> [Given problem]:
Print exactly the lines from the line with "Extract all readable text from this page." to the last line of the data, please, both included.

──────────────────────────────

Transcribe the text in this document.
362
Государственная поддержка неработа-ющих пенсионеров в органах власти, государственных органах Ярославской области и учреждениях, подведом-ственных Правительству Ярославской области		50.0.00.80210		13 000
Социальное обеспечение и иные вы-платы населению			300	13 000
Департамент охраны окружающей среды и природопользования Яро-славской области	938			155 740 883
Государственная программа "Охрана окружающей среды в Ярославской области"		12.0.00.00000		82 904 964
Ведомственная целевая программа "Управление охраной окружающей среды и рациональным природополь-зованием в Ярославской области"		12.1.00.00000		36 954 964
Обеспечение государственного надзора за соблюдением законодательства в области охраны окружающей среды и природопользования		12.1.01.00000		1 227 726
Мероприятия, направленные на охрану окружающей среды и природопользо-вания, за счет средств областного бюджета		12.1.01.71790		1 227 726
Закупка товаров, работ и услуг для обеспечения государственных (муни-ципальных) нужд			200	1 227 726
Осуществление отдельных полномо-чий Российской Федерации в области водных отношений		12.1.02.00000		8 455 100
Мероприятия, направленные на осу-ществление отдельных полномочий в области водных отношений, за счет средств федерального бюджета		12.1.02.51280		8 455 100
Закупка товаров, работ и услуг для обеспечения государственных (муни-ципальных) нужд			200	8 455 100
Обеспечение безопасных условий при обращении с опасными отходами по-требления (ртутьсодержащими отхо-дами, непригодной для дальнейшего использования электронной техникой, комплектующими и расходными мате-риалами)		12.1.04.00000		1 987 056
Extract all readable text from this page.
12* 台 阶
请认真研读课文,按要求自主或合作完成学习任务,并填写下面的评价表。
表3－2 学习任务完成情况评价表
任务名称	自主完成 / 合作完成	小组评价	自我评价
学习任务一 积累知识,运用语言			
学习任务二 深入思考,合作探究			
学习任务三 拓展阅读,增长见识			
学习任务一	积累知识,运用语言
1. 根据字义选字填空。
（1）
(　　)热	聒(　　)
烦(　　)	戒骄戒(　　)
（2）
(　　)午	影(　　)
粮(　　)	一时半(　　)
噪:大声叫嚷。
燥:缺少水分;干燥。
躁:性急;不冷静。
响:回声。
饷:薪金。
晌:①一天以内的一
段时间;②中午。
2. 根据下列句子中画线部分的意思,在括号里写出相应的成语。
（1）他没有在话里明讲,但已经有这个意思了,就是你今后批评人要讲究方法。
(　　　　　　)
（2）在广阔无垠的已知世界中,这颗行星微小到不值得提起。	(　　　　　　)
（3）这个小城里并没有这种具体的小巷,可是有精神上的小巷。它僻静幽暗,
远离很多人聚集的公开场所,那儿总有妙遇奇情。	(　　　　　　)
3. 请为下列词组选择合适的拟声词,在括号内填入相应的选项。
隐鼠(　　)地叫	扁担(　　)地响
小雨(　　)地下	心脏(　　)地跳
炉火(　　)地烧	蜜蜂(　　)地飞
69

──────────────────────────────

> [Solution to this exercise]:
Extract all readable text from this page.
12* 台 阶
请认真研读课文,按要求自主或合作完成学习任务,并填写下面的评价表。
表3－2 学习任务完成情况评价表
任务名称	自主完成 / 合作完成	小组评价	自我评价
学习任务一 积累知识,运用语言			
学习任务二 深入思考,合作探究			
学习任务三 拓展阅读,增长见识			
学习任务一	积累知识,运用语言
1. 根据字义选字填空。
（1）
(　　)热	聒(　　)
烦(　　)	戒骄戒(　　)
（2）
(　　)午	影(　　)
粮(　　)	一时半(　　)
噪:大声叫嚷。
燥:缺少水分;干燥。
躁:性急;不冷静。
响:回声。
饷:薪金。
晌:①一天以内的一
段时间;②中午。
2. 根据下列句子中画线部分的意思,在括号里写出相应的成语。
（1）他没有在话里明讲,但已经有这个意思了,就是你今后批评人要讲究方法。
(　　　　　　)
（2）在广阔无垠的已知世界中,这颗行星微小到不值得提起。	(　　　　　　)
（3）这个小城里并没有这种具体的小巷,可是有精神上的小巷。它僻静幽暗,
远离很多人聚集的公开场所,那儿总有妙遇奇情。	(　　　　　　)
3. 请为下列词组选择合适的拟声词,在括号内填入相应的选项。
隐鼠(　　)地叫	扁担(　　)地响
小雨(　　)地下	心脏(　　)地跳
炉火(　　)地烧	蜜蜂(　　)地飞
69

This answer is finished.